▸ WHAT YOU NEED TO DO: Can you restate the records below word for word?

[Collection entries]

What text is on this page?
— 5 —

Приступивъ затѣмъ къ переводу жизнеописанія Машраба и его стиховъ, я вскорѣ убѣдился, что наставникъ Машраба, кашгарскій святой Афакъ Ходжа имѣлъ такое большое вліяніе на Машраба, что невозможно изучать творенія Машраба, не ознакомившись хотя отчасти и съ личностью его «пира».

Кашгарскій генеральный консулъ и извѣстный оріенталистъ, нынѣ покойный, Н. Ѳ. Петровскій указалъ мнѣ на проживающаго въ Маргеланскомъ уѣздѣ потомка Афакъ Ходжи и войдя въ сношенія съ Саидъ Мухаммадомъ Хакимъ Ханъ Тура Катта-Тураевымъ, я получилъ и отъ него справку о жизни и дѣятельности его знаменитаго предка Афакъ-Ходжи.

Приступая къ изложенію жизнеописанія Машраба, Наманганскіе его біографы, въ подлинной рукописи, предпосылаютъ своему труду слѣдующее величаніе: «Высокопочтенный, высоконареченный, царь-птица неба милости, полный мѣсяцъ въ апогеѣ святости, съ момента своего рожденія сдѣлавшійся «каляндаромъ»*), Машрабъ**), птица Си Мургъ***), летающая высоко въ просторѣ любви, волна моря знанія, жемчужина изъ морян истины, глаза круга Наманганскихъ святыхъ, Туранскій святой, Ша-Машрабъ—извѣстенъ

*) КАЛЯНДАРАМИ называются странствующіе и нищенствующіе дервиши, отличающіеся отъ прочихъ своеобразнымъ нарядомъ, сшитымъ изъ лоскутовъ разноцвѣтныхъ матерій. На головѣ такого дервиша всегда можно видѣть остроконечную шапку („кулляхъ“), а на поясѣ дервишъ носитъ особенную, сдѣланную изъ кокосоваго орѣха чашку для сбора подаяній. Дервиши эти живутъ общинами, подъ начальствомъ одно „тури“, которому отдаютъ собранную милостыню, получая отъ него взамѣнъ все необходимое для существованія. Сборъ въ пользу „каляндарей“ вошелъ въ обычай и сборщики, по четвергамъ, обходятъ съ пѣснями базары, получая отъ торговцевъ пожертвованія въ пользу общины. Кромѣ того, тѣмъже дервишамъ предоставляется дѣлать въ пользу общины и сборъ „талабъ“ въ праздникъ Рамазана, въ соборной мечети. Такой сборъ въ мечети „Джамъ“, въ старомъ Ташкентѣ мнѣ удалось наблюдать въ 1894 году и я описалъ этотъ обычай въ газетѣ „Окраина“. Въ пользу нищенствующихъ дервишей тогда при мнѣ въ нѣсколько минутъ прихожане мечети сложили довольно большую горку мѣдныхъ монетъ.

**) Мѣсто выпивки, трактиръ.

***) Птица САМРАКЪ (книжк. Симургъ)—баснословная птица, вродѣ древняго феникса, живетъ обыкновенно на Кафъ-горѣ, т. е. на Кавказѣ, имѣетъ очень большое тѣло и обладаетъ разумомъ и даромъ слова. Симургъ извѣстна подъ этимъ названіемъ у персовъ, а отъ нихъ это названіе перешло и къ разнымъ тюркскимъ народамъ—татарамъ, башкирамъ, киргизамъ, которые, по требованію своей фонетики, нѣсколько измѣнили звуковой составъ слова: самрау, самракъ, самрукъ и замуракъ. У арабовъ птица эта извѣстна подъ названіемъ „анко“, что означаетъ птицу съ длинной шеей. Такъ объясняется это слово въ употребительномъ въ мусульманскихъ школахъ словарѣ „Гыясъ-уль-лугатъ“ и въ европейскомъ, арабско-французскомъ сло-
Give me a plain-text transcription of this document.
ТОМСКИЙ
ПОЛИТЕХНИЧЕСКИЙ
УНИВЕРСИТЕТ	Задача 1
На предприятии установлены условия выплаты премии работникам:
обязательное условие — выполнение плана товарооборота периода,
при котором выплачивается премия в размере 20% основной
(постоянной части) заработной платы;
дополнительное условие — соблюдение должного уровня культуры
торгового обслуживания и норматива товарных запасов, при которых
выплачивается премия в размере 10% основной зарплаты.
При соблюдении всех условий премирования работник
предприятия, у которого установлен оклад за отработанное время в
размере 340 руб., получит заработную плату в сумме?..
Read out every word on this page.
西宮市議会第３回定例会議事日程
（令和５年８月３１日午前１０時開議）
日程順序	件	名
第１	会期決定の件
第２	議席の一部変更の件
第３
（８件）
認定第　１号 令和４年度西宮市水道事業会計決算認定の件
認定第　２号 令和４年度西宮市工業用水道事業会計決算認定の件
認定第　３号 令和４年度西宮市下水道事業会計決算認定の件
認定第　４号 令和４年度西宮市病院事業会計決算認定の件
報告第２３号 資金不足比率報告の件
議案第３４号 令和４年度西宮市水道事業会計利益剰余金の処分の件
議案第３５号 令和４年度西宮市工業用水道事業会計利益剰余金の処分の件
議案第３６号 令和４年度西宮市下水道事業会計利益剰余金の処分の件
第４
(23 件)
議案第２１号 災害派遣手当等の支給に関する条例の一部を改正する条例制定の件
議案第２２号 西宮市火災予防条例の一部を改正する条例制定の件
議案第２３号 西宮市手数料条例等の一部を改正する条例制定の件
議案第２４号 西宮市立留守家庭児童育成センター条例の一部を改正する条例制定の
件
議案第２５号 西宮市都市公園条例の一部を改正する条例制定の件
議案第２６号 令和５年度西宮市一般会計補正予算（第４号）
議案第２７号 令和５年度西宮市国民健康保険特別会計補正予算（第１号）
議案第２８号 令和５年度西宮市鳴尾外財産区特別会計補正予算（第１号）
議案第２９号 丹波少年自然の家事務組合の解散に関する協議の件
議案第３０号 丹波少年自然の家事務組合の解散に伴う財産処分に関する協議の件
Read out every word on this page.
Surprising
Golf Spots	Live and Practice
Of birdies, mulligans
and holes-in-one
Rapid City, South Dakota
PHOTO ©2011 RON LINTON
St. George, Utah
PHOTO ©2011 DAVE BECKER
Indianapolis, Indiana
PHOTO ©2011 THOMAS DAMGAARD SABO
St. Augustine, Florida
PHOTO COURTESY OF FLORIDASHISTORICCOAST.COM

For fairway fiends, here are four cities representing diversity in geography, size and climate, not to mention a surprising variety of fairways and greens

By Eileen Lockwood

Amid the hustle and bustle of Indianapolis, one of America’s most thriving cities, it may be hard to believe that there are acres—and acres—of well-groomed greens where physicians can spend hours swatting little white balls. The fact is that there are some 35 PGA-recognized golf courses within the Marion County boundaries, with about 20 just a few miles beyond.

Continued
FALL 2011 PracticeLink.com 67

▸ SOLUTION FOR THIS EXERCISE:
What text is on this page?
— 5 —

Приступивъ затѣмъ къ переводу жизнеописанія Машраба и его стиховъ, я вскорѣ убѣдился, что наставникъ Машраба, кашгарскій святой Афакъ Ходжа имѣлъ такое большое вліяніе на Машраба, что невозможно изучать творенія Машраба, не ознакомившись хотя отчасти и съ личностью его «пира».

Кашгарскій генеральный консулъ и извѣстный оріенталистъ, нынѣ покойный, Н. Ѳ. Петровскій указалъ мнѣ на проживающаго въ Маргеланскомъ уѣздѣ потомка Афакъ Ходжи и войдя въ сношенія съ Саидъ Мухаммадомъ Хакимъ Ханъ Тура Катта-Тураевымъ, я получилъ и отъ него справку о жизни и дѣятельности его знаменитаго предка Афакъ-Ходжи.

Приступая къ изложенію жизнеописанія Машраба, Наманганскіе его біографы, въ подлинной рукописи, предпосылаютъ своему труду слѣдующее величаніе: «Высокопочтенный, высоконареченный, царь-птица неба милости, полный мѣсяцъ въ апогеѣ святости, съ момента своего рожденія сдѣлавшійся «каляндаромъ»*), Машрабъ**), птица Си Мургъ***), летающая высоко въ просторѣ любви, волна моря знанія, жемчужина изъ морян истины, глаза круга Наманганскихъ святыхъ, Туранскій святой, Ша-Машрабъ—извѣстенъ

*) КАЛЯНДАРАМИ называются странствующіе и нищенствующіе дервиши, отличающіеся отъ прочихъ своеобразнымъ нарядомъ, сшитымъ изъ лоскутовъ разноцвѣтныхъ матерій. На головѣ такого дервиша всегда можно видѣть остроконечную шапку („кулляхъ“), а на поясѣ дервишъ носитъ особенную, сдѣланную изъ кокосоваго орѣха чашку для сбора подаяній. Дервиши эти живутъ общинами, подъ начальствомъ одно „тури“, которому отдаютъ собранную милостыню, получая отъ него взамѣнъ все необходимое для существованія. Сборъ въ пользу „каляндарей“ вошелъ въ обычай и сборщики, по четвергамъ, обходятъ съ пѣснями базары, получая отъ торговцевъ пожертвованія въ пользу общины. Кромѣ того, тѣмъже дервишамъ предоставляется дѣлать въ пользу общины и сборъ „талабъ“ въ праздникъ Рамазана, въ соборной мечети. Такой сборъ въ мечети „Джамъ“, въ старомъ Ташкентѣ мнѣ удалось наблюдать въ 1894 году и я описалъ этотъ обычай въ газетѣ „Окраина“. Въ пользу нищенствующихъ дервишей тогда при мнѣ въ нѣсколько минутъ прихожане мечети сложили довольно большую горку мѣдныхъ монетъ.

**) Мѣсто выпивки, трактиръ.

***) Птица САМРАКЪ (книжк. Симургъ)—баснословная птица, вродѣ древняго феникса, живетъ обыкновенно на Кафъ-горѣ, т. е. на Кавказѣ, имѣетъ очень большое тѣло и обладаетъ разумомъ и даромъ слова. Симургъ извѣстна подъ этимъ названіемъ у персовъ, а отъ нихъ это названіе перешло и къ разнымъ тюркскимъ народамъ—татарамъ, башкирамъ, киргизамъ, которые, по требованію своей фонетики, нѣсколько измѣнили звуковой составъ слова: самрау, самракъ, самрукъ и замуракъ. У арабовъ птица эта извѣстна подъ названіемъ „анко“, что означаетъ птицу съ длинной шеей. Такъ объясняется это слово въ употребительномъ въ мусульманскихъ школахъ словарѣ „Гыясъ-уль-лугатъ“ и въ европейскомъ, арабско-французскомъ сло-
Give me a plain-text transcription of this document.
ТОМСКИЙ
ПОЛИТЕХНИЧЕСКИЙ
УНИВЕРСИТЕТ	Задача 1
На предприятии установлены условия выплаты премии работникам:
обязательное условие — выполнение плана товарооборота периода,
при котором выплачивается премия в размере 20% основной
(постоянной части) заработной платы;
дополнительное условие — соблюдение должного уровня культуры
торгового обслуживания и норматива товарных запасов, при которых
выплачивается премия в размере 10% основной зарплаты.
При соблюдении всех условий премирования работник
предприятия, у которого установлен оклад за отработанное время в
размере 340 руб., получит заработную плату в сумме?..
Read out every word on this page.
西宮市議会第３回定例会議事日程
（令和５年８月３１日午前１０時開議）
日程順序	件	名
第１	会期決定の件
第２	議席の一部変更の件
第３
（８件）
認定第　１号 令和４年度西宮市水道事業会計決算認定の件
認定第　２号 令和４年度西宮市工業用水道事業会計決算認定の件
認定第　３号 令和４年度西宮市下水道事業会計決算認定の件
認定第　４号 令和４年度西宮市病院事業会計決算認定の件
報告第２３号 資金不足比率報告の件
議案第３４号 令和４年度西宮市水道事業会計利益剰余金の処分の件
議案第３５号 令和４年度西宮市工業用水道事業会計利益剰余金の処分の件
議案第３６号 令和４年度西宮市下水道事業会計利益剰余金の処分の件
第４
(23 件)
議案第２１号 災害派遣手当等の支給に関する条例の一部を改正する条例制定の件
議案第２２号 西宮市火災予防条例の一部を改正する条例制定の件
議案第２３号 西宮市手数料条例等の一部を改正する条例制定の件
議案第２４号 西宮市立留守家庭児童育成センター条例の一部を改正する条例制定の
件
議案第２５号 西宮市都市公園条例の一部を改正する条例制定の件
議案第２６号 令和５年度西宮市一般会計補正予算（第４号）
議案第２７号 令和５年度西宮市国民健康保険特別会計補正予算（第１号）
議案第２８号 令和５年度西宮市鳴尾外財産区特別会計補正予算（第１号）
議案第２９号 丹波少年自然の家事務組合の解散に関する協議の件
議案第３０号 丹波少年自然の家事務組合の解散に伴う財産処分に関する協議の件
Read out every word on this page.
Surprising
Golf Spots	Live and Practice
Of birdies, mulligans
and holes-in-one
Rapid City, South Dakota
PHOTO ©2011 RON LINTON
St. George, Utah
PHOTO ©2011 DAVE BECKER
Indianapolis, Indiana
PHOTO ©2011 THOMAS DAMGAARD SABO
St. Augustine, Florida
PHOTO COURTESY OF FLORIDASHISTORICCOAST.COM

For fairway fiends, here are four cities representing diversity in geography, size and climate, not to mention a surprising variety of fairways and greens

By Eileen Lockwood

Amid the hustle and bustle of Indianapolis, one of America’s most thriving cities, it may be hard to believe that there are acres—and acres—of well-groomed greens where physicians can spend hours swatting little white balls. The fact is that there are some 35 PGA-recognized golf courses within the Marion County boundaries, with about 20 just a few miles beyond.

Continued
FALL 2011 PracticeLink.com 67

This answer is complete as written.